» Job
Extract from the listing each line in which the word "iPhone" appears.

» Material

######

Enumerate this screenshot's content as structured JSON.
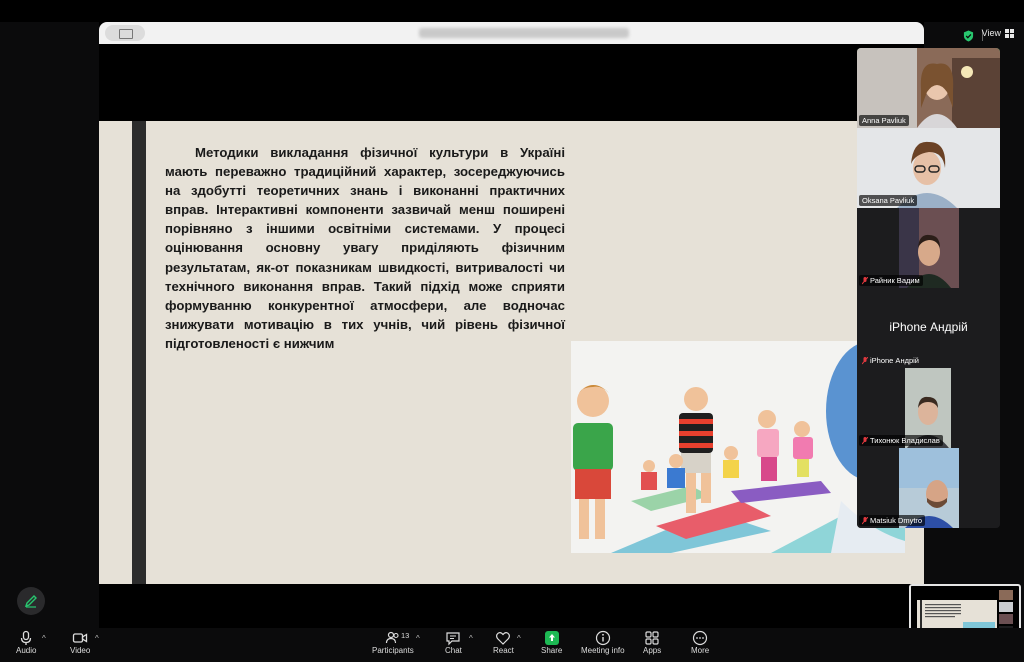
{
  "top_right": {
    "view_label": "View"
  },
  "slide": {
    "paragraph": "Методики викладання фізичної культури в Україні мають переважно традиційний характер, зосереджуючись на здобутті теоретичних знань і виконанні практичних вправ. Інтерактивні компоненти зазвичай менш поширені порівняно з іншими освітніми системами. У процесі оцінювання основну увагу приділяють фізичним результатам, як-от показникам швидкості, витривалості чи технічного виконання вправ. Такий підхід може сприяти формуванню конкурентної атмосфери, але водночас знижувати мотивацію в тих учнів, чий рівень фізичної підготовленості є нижчим"
  },
  "participants": [
    {
      "name": "Anna Pavliuk",
      "muted": false,
      "active": true
    },
    {
      "name": "Oksana Pavliuk",
      "muted": false,
      "active": false
    },
    {
      "name": "Райник Вадим",
      "muted": true,
      "active": false
    },
    {
      "name": "iPhone Андрій",
      "muted": true,
      "active": false,
      "display_name": "iPhone Андрій"
    },
    {
      "name": "Тихонюк Владислав",
      "muted": true,
      "active": false
    },
    {
      "name": "Matsiuk Dmytro",
      "muted": true,
      "active": false
    }
  ],
  "toolbar": {
    "audio": "Audio",
    "video": "Video",
    "participants": "Participants",
    "participants_count": "13",
    "chat": "Chat",
    "react": "React",
    "share": "Share",
    "meeting_info": "Meeting info",
    "apps": "Apps",
    "more": "More"
  },
  "colors": {
    "active_border": "#28c76f",
    "share_green": "#1db954",
    "muted_red": "#e0383e"
  }
}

######

» Written response
      "name": "iPhone Андрій",
      "display_name": "iPhone Андрій"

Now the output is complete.